Given problem
Pull each line holding "Loss" out of the entries below.

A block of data
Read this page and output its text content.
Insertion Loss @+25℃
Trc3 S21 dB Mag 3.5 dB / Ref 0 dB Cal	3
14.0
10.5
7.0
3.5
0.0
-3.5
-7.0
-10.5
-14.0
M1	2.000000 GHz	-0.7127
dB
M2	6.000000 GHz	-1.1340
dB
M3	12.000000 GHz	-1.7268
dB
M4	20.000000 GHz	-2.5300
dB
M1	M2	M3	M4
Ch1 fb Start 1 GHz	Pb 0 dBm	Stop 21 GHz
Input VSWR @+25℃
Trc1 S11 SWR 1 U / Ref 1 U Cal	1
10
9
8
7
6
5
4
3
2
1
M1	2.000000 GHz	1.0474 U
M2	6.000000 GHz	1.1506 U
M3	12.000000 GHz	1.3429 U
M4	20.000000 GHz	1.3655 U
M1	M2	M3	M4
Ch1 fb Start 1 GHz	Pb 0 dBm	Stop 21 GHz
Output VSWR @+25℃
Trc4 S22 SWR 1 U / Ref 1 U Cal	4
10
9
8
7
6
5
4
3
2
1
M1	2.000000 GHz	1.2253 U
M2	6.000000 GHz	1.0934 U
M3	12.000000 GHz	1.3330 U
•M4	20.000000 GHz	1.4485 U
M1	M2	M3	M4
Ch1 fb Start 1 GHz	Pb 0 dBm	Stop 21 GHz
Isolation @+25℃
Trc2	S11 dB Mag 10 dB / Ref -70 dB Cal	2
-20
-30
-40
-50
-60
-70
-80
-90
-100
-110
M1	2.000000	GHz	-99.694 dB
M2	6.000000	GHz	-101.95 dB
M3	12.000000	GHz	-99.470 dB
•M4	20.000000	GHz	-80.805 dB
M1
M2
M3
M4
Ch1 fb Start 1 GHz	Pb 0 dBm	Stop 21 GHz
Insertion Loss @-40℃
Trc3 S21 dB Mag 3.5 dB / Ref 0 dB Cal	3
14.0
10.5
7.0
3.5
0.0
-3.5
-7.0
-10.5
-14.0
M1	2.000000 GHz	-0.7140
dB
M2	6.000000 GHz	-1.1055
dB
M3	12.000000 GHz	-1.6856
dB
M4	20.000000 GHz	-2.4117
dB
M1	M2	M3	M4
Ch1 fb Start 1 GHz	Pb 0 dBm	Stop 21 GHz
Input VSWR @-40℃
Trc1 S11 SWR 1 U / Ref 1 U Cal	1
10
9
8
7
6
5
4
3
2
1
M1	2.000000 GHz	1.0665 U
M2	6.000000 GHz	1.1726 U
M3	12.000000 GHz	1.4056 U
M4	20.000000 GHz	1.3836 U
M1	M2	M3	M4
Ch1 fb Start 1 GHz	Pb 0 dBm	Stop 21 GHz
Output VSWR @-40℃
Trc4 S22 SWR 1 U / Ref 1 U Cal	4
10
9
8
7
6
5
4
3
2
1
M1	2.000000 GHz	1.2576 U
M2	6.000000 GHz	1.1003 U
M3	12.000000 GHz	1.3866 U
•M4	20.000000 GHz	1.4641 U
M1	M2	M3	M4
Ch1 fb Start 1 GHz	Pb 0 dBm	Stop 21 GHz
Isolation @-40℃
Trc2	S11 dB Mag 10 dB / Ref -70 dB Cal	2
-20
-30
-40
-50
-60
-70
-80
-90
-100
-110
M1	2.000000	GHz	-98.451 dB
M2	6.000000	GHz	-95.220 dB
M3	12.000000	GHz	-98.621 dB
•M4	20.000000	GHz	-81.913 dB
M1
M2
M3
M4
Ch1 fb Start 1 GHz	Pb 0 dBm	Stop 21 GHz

Solution
Insertion Loss @+25℃
Insertion Loss @-40℃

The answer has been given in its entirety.